══ Provided information ══
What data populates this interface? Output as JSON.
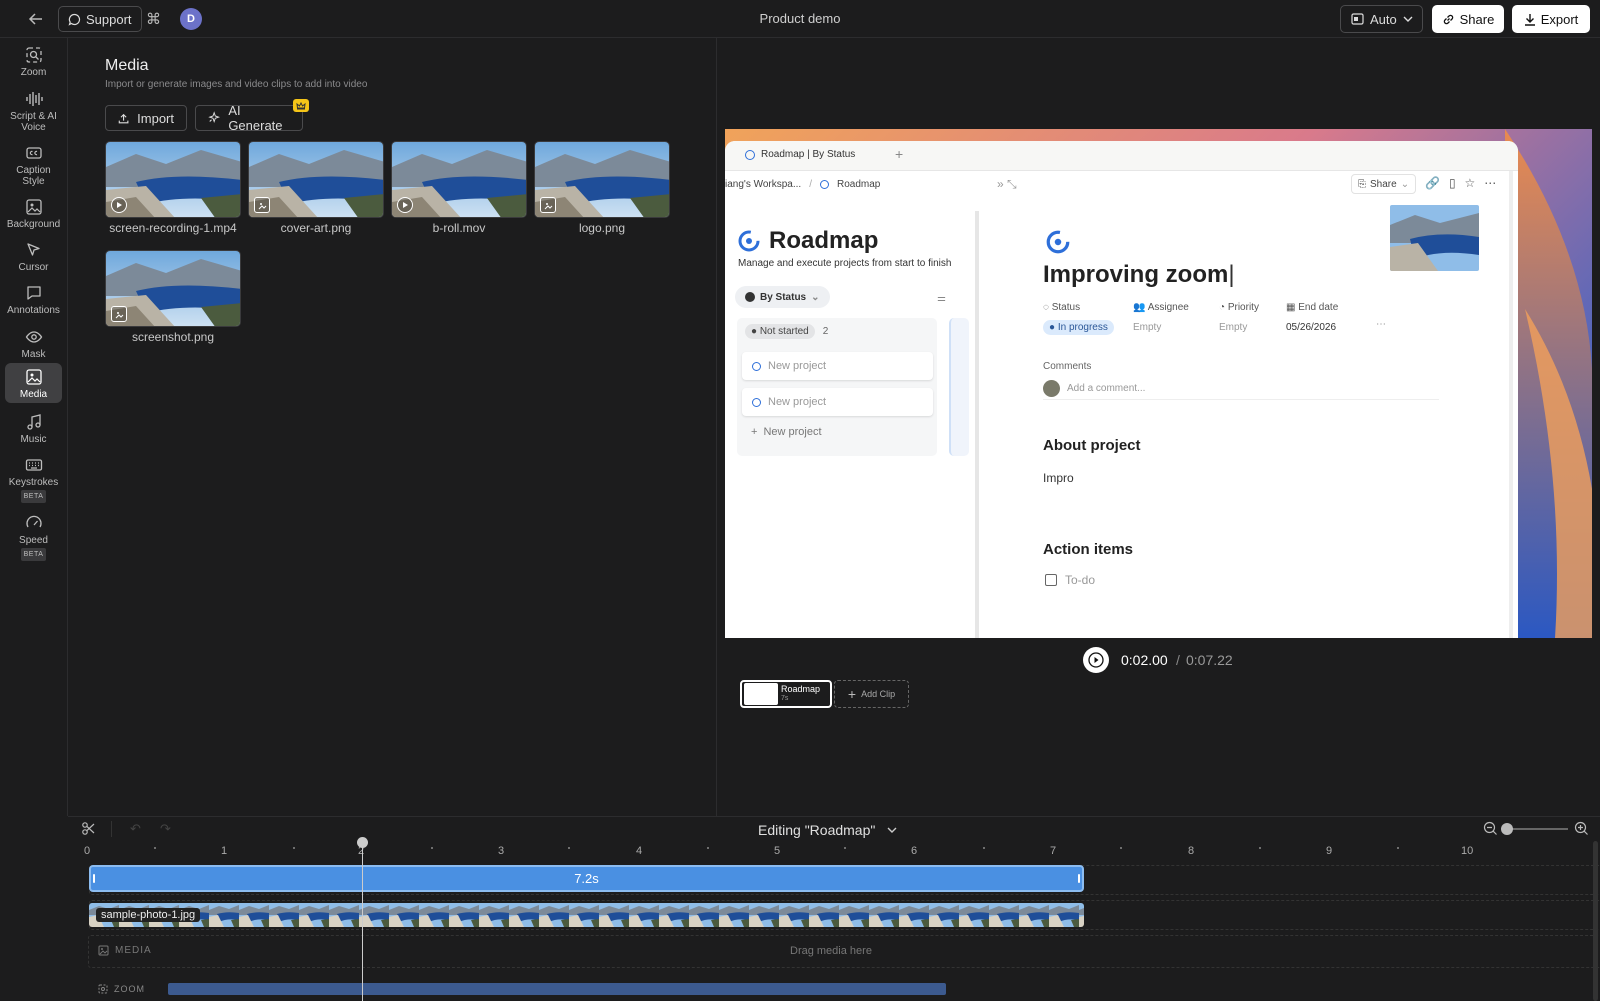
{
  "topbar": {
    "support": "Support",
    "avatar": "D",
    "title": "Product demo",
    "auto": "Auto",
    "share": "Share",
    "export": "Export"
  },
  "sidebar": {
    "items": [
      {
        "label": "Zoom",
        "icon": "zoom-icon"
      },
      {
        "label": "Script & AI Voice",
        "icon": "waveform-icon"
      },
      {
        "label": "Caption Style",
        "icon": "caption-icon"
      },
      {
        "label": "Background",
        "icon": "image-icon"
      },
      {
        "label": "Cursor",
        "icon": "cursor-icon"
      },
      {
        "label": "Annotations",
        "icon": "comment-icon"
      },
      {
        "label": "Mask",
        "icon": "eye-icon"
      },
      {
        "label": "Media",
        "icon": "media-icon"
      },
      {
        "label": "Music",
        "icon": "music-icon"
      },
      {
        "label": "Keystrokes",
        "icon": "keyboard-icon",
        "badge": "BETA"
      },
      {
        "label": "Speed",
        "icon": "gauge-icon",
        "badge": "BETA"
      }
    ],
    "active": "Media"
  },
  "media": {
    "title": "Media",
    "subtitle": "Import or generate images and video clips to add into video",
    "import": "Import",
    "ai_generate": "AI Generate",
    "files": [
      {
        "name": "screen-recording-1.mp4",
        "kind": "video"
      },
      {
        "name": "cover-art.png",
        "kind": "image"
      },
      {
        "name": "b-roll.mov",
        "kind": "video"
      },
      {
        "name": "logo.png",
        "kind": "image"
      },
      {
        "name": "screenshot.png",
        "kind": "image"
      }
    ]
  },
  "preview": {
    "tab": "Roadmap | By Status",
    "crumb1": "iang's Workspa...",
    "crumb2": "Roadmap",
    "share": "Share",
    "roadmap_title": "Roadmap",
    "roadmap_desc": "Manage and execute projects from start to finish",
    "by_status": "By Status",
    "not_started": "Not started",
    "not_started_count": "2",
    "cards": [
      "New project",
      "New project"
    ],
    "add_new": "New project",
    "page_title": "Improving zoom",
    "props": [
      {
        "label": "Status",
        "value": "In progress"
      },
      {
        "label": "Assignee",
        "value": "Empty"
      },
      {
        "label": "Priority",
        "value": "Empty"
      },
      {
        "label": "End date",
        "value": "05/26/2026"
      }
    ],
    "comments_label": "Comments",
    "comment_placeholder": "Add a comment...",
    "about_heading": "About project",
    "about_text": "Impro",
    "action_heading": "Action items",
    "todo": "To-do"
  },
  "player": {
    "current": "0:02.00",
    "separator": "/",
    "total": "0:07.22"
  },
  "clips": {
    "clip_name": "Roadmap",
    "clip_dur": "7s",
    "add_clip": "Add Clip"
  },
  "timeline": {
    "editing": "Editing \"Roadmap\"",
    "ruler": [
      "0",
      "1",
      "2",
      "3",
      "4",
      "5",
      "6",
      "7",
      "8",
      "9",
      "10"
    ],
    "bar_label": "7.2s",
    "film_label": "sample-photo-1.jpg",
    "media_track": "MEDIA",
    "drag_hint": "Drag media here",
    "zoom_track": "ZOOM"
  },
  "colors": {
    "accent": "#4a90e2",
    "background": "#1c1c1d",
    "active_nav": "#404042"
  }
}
═══
* Directions: Copy every line from the entries that contains the word "Import".

* Answer for this exercise:
    "subtitle": "Import or generate images and video clips to add into video",
    "import": "Import",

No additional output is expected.